* Task details
Transcribe the records below exactly as they appear.

<<<<

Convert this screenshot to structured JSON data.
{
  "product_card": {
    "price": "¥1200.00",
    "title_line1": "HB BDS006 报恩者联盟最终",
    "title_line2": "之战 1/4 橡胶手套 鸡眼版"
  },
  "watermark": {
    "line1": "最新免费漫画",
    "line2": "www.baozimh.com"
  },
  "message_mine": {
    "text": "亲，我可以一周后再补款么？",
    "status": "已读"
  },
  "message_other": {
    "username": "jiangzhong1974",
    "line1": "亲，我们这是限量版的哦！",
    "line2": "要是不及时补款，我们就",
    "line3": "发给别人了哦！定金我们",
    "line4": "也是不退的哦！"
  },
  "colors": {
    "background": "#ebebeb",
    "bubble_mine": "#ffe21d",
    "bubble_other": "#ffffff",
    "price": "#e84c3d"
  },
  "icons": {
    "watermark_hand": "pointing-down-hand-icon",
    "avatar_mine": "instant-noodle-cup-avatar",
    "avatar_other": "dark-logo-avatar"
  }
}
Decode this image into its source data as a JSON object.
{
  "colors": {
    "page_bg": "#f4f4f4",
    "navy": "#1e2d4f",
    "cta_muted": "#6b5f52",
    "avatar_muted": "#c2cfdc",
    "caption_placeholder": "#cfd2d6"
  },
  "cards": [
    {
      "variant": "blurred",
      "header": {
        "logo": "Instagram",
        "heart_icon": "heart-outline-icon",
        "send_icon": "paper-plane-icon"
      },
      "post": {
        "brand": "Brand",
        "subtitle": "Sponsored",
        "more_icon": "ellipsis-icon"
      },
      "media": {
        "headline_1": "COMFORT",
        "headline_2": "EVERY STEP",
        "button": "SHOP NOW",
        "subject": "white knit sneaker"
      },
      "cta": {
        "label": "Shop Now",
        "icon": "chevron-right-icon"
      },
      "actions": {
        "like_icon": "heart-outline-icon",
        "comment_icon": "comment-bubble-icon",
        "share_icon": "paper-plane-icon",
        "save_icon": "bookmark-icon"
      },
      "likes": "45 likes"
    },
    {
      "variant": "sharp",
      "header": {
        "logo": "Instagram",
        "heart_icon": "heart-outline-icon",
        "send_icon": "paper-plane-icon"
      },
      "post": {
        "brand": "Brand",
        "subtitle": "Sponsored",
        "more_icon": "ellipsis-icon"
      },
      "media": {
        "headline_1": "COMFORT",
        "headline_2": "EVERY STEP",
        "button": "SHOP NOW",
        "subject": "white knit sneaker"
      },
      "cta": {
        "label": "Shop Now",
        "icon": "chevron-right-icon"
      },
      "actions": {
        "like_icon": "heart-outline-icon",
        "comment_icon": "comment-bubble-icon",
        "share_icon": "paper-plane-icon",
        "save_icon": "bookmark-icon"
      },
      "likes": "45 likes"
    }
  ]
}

>>>>

* Expected answer
Convert this screenshot to structured JSON data.
{
  "product_card": {
    "price": "¥1200.00",
    "title_line1": "HB BDS006 报恩者联盟最终",
    "title_line2": "之战 1/4 橡胶手套 鸡眼版"
  },
  "watermark": {
    "line1": "最新免费漫画",
    "line2": "www.baozimh.com"
  },
  "message_mine": {
    "text": "亲，我可以一周后再补款么？",
    "status": "已读"
  },
  "message_other": {
    "username": "jiangzhong1974",
    "line1": "亲，我们这是限量版的哦！",
    "line2": "要是不及时补款，我们就",
    "line3": "发给别人了哦！定金我们",
    "line4": "也是不退的哦！"
  },
  "colors": {
    "background": "#ebebeb",
    "bubble_mine": "#ffe21d",
    "bubble_other": "#ffffff",
    "price": "#e84c3d"
  },
  "icons": {
    "watermark_hand": "pointing-down-hand-icon",
    "avatar_mine": "instant-noodle-cup-avatar",
    "avatar_other": "dark-logo-avatar"
  }
}
Decode this image into its source data as a JSON object.
{
  "colors": {
    "page_bg": "#f4f4f4",
    "navy": "#1e2d4f",
    "cta_muted": "#6b5f52",
    "avatar_muted": "#c2cfdc",
    "caption_placeholder": "#cfd2d6"
  },
  "cards": [
    {
      "variant": "blurred",
      "header": {
        "logo": "Instagram",
        "heart_icon": "heart-outline-icon",
        "send_icon": "paper-plane-icon"
      },
      "post": {
        "brand": "Brand",
        "subtitle": "Sponsored",
        "more_icon": "ellipsis-icon"
      },
      "media": {
        "headline_1": "COMFORT",
        "headline_2": "EVERY STEP",
        "button": "SHOP NOW",
        "subject": "white knit sneaker"
      },
      "cta": {
        "label": "Shop Now",
        "icon": "chevron-right-icon"
      },
      "actions": {
        "like_icon": "heart-outline-icon",
        "comment_icon": "comment-bubble-icon",
        "share_icon": "paper-plane-icon",
        "save_icon": "bookmark-icon"
      },
      "likes": "45 likes"
    },
    {
      "variant": "sharp",
      "header": {
        "logo": "Instagram",
        "heart_icon": "heart-outline-icon",
        "send_icon": "paper-plane-icon"
      },
      "post": {
        "brand": "Brand",
        "subtitle": "Sponsored",
        "more_icon": "ellipsis-icon"
      },
      "media": {
        "headline_1": "COMFORT",
        "headline_2": "EVERY STEP",
        "button": "SHOP NOW",
        "subject": "white knit sneaker"
      },
      "cta": {
        "label": "Shop Now",
        "icon": "chevron-right-icon"
      },
      "actions": {
        "like_icon": "heart-outline-icon",
        "comment_icon": "comment-bubble-icon",
        "share_icon": "paper-plane-icon",
        "save_icon": "bookmark-icon"
      },
      "likes": "45 likes"
    }
  ]
}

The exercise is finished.